Problem details - Repeat every record below exactly as written.

— Begin —

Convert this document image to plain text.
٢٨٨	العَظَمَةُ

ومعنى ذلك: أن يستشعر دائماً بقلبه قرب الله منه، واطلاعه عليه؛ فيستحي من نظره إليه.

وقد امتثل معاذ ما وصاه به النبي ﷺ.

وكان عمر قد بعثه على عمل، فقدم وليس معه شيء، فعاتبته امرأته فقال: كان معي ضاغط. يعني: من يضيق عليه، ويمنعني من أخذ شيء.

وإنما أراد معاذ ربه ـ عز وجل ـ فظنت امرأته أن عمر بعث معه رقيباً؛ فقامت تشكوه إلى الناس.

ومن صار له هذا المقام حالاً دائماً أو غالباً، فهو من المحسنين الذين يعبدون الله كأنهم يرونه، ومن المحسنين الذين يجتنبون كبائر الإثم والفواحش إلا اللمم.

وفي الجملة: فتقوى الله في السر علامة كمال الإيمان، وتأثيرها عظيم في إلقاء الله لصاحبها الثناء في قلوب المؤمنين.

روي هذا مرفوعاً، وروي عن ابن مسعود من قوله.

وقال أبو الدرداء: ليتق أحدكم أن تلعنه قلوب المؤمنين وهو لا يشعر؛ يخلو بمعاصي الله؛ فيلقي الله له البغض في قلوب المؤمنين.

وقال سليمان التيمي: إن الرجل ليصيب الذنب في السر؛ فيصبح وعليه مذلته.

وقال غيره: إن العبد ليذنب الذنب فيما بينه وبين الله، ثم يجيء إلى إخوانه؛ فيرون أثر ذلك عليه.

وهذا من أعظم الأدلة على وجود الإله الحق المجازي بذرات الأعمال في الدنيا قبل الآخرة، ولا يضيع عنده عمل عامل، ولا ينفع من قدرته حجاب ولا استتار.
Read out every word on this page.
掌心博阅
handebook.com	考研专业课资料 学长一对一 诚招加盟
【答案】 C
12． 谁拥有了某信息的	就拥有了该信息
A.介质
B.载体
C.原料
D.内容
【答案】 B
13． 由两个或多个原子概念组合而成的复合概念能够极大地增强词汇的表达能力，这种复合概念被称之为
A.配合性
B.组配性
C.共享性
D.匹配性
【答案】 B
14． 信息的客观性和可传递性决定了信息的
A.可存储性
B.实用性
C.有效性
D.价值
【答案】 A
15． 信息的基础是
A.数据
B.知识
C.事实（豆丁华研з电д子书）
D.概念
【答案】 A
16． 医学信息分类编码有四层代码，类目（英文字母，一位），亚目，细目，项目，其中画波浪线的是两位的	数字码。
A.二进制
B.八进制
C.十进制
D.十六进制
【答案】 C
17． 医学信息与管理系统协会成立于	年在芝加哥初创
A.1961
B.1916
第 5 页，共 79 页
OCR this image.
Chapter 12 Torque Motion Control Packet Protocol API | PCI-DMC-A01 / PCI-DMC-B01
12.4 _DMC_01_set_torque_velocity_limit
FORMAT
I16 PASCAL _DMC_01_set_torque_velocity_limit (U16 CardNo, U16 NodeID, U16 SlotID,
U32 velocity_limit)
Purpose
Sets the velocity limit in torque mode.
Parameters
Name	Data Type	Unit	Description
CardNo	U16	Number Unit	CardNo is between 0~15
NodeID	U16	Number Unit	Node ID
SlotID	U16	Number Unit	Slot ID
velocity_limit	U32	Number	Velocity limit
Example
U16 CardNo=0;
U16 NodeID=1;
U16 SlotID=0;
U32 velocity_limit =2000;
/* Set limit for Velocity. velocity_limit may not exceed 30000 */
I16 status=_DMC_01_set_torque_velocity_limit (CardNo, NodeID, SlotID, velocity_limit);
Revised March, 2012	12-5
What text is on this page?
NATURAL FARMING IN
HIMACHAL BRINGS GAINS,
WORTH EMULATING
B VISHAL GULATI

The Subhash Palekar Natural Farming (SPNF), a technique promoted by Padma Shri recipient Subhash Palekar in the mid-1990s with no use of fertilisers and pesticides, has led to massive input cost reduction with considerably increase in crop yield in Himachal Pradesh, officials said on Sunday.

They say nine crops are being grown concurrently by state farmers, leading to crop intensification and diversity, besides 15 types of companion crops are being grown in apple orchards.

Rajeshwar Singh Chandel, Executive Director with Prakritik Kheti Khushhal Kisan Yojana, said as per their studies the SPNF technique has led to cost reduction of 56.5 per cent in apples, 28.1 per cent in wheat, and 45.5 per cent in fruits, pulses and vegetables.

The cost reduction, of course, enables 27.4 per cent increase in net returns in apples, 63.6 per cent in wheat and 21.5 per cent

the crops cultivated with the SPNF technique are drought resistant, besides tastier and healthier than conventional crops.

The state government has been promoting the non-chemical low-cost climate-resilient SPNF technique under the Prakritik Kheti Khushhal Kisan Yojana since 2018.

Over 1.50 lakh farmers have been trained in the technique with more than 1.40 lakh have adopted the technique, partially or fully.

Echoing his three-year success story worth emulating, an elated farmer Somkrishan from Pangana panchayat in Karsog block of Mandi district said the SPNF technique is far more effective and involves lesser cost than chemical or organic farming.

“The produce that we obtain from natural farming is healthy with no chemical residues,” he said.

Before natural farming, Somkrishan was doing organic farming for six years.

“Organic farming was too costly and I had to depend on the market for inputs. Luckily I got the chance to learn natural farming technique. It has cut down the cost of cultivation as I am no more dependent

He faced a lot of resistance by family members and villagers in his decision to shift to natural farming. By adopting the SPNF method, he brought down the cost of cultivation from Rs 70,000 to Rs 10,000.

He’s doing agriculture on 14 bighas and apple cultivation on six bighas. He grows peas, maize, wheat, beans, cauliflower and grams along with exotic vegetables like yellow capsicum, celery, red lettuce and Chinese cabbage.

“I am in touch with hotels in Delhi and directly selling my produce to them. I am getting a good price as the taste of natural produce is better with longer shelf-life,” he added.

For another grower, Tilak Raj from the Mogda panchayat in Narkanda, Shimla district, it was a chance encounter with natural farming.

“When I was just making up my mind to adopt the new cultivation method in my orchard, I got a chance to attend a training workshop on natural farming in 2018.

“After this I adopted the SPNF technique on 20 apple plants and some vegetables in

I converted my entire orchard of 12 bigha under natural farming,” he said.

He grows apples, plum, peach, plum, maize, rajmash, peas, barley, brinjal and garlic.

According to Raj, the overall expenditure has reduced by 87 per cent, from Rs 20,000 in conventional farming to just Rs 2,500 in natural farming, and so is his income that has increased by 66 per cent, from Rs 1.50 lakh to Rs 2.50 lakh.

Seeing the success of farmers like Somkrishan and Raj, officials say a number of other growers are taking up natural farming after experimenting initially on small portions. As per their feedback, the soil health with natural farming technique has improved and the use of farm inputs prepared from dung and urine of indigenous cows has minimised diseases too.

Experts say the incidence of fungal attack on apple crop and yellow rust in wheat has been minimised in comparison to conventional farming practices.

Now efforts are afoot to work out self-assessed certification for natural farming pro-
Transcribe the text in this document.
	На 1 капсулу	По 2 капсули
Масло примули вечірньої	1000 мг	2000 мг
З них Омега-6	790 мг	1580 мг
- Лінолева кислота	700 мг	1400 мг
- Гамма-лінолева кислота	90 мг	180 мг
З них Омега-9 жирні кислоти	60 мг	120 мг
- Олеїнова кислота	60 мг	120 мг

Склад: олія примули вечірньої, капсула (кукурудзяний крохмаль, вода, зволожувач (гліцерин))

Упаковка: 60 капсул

— End —

Task solution -
Convert this document image to plain text.
٢٨٨	العَظَمَةُ

ومعنى ذلك: أن يستشعر دائماً بقلبه قرب الله منه، واطلاعه عليه؛ فيستحي من نظره إليه.

وقد امتثل معاذ ما وصاه به النبي ﷺ.

وكان عمر قد بعثه على عمل، فقدم وليس معه شيء، فعاتبته امرأته فقال: كان معي ضاغط. يعني: من يضيق عليه، ويمنعني من أخذ شيء.

وإنما أراد معاذ ربه ـ عز وجل ـ فظنت امرأته أن عمر بعث معه رقيباً؛ فقامت تشكوه إلى الناس.

ومن صار له هذا المقام حالاً دائماً أو غالباً، فهو من المحسنين الذين يعبدون الله كأنهم يرونه، ومن المحسنين الذين يجتنبون كبائر الإثم والفواحش إلا اللمم.

وفي الجملة: فتقوى الله في السر علامة كمال الإيمان، وتأثيرها عظيم في إلقاء الله لصاحبها الثناء في قلوب المؤمنين.

روي هذا مرفوعاً، وروي عن ابن مسعود من قوله.

وقال أبو الدرداء: ليتق أحدكم أن تلعنه قلوب المؤمنين وهو لا يشعر؛ يخلو بمعاصي الله؛ فيلقي الله له البغض في قلوب المؤمنين.

وقال سليمان التيمي: إن الرجل ليصيب الذنب في السر؛ فيصبح وعليه مذلته.

وقال غيره: إن العبد ليذنب الذنب فيما بينه وبين الله، ثم يجيء إلى إخوانه؛ فيرون أثر ذلك عليه.

وهذا من أعظم الأدلة على وجود الإله الحق المجازي بذرات الأعمال في الدنيا قبل الآخرة، ولا يضيع عنده عمل عامل، ولا ينفع من قدرته حجاب ولا استتار.
Read out every word on this page.
掌心博阅
handebook.com	考研专业课资料 学长一对一 诚招加盟
【答案】 C
12． 谁拥有了某信息的	就拥有了该信息
A.介质
B.载体
C.原料
D.内容
【答案】 B
13． 由两个或多个原子概念组合而成的复合概念能够极大地增强词汇的表达能力，这种复合概念被称之为
A.配合性
B.组配性
C.共享性
D.匹配性
【答案】 B
14． 信息的客观性和可传递性决定了信息的
A.可存储性
B.实用性
C.有效性
D.价值
【答案】 A
15． 信息的基础是
A.数据
B.知识
C.事实（豆丁华研з电д子书）
D.概念
【答案】 A
16． 医学信息分类编码有四层代码，类目（英文字母，一位），亚目，细目，项目，其中画波浪线的是两位的	数字码。
A.二进制
B.八进制
C.十进制
D.十六进制
【答案】 C
17． 医学信息与管理系统协会成立于	年在芝加哥初创
A.1961
B.1916
第 5 页，共 79 页
OCR this image.
Chapter 12 Torque Motion Control Packet Protocol API | PCI-DMC-A01 / PCI-DMC-B01
12.4 _DMC_01_set_torque_velocity_limit
FORMAT
I16 PASCAL _DMC_01_set_torque_velocity_limit (U16 CardNo, U16 NodeID, U16 SlotID,
U32 velocity_limit)
Purpose
Sets the velocity limit in torque mode.
Parameters
Name	Data Type	Unit	Description
CardNo	U16	Number Unit	CardNo is between 0~15
NodeID	U16	Number Unit	Node ID
SlotID	U16	Number Unit	Slot ID
velocity_limit	U32	Number	Velocity limit
Example
U16 CardNo=0;
U16 NodeID=1;
U16 SlotID=0;
U32 velocity_limit =2000;
/* Set limit for Velocity. velocity_limit may not exceed 30000 */
I16 status=_DMC_01_set_torque_velocity_limit (CardNo, NodeID, SlotID, velocity_limit);
Revised March, 2012	12-5
What text is on this page?
NATURAL FARMING IN
HIMACHAL BRINGS GAINS,
WORTH EMULATING
B VISHAL GULATI

The Subhash Palekar Natural Farming (SPNF), a technique promoted by Padma Shri recipient Subhash Palekar in the mid-1990s with no use of fertilisers and pesticides, has led to massive input cost reduction with considerably increase in crop yield in Himachal Pradesh, officials said on Sunday.

They say nine crops are being grown concurrently by state farmers, leading to crop intensification and diversity, besides 15 types of companion crops are being grown in apple orchards.

Rajeshwar Singh Chandel, Executive Director with Prakritik Kheti Khushhal Kisan Yojana, said as per their studies the SPNF technique has led to cost reduction of 56.5 per cent in apples, 28.1 per cent in wheat, and 45.5 per cent in fruits, pulses and vegetables.

The cost reduction, of course, enables 27.4 per cent increase in net returns in apples, 63.6 per cent in wheat and 21.5 per cent

the crops cultivated with the SPNF technique are drought resistant, besides tastier and healthier than conventional crops.

The state government has been promoting the non-chemical low-cost climate-resilient SPNF technique under the Prakritik Kheti Khushhal Kisan Yojana since 2018.

Over 1.50 lakh farmers have been trained in the technique with more than 1.40 lakh have adopted the technique, partially or fully.

Echoing his three-year success story worth emulating, an elated farmer Somkrishan from Pangana panchayat in Karsog block of Mandi district said the SPNF technique is far more effective and involves lesser cost than chemical or organic farming.

“The produce that we obtain from natural farming is healthy with no chemical residues,” he said.

Before natural farming, Somkrishan was doing organic farming for six years.

“Organic farming was too costly and I had to depend on the market for inputs. Luckily I got the chance to learn natural farming technique. It has cut down the cost of cultivation as I am no more dependent

He faced a lot of resistance by family members and villagers in his decision to shift to natural farming. By adopting the SPNF method, he brought down the cost of cultivation from Rs 70,000 to Rs 10,000.

He’s doing agriculture on 14 bighas and apple cultivation on six bighas. He grows peas, maize, wheat, beans, cauliflower and grams along with exotic vegetables like yellow capsicum, celery, red lettuce and Chinese cabbage.

“I am in touch with hotels in Delhi and directly selling my produce to them. I am getting a good price as the taste of natural produce is better with longer shelf-life,” he added.

For another grower, Tilak Raj from the Mogda panchayat in Narkanda, Shimla district, it was a chance encounter with natural farming.

“When I was just making up my mind to adopt the new cultivation method in my orchard, I got a chance to attend a training workshop on natural farming in 2018.

“After this I adopted the SPNF technique on 20 apple plants and some vegetables in

I converted my entire orchard of 12 bigha under natural farming,” he said.

He grows apples, plum, peach, plum, maize, rajmash, peas, barley, brinjal and garlic.

According to Raj, the overall expenditure has reduced by 87 per cent, from Rs 20,000 in conventional farming to just Rs 2,500 in natural farming, and so is his income that has increased by 66 per cent, from Rs 1.50 lakh to Rs 2.50 lakh.

Seeing the success of farmers like Somkrishan and Raj, officials say a number of other growers are taking up natural farming after experimenting initially on small portions. As per their feedback, the soil health with natural farming technique has improved and the use of farm inputs prepared from dung and urine of indigenous cows has minimised diseases too.

Experts say the incidence of fungal attack on apple crop and yellow rust in wheat has been minimised in comparison to conventional farming practices.

Now efforts are afoot to work out self-assessed certification for natural farming pro-
Transcribe the text in this document.
	На 1 капсулу	По 2 капсули
Масло примули вечірньої	1000 мг	2000 мг
З них Омега-6	790 мг	1580 мг
- Лінолева кислота	700 мг	1400 мг
- Гамма-лінолева кислота	90 мг	180 мг
З них Омега-9 жирні кислоти	60 мг	120 мг
- Олеїнова кислота	60 мг	120 мг

Склад: олія примули вечірньої, капсула (кукурудзяний крохмаль, вода, зволожувач (гліцерин))

Упаковка: 60 капсул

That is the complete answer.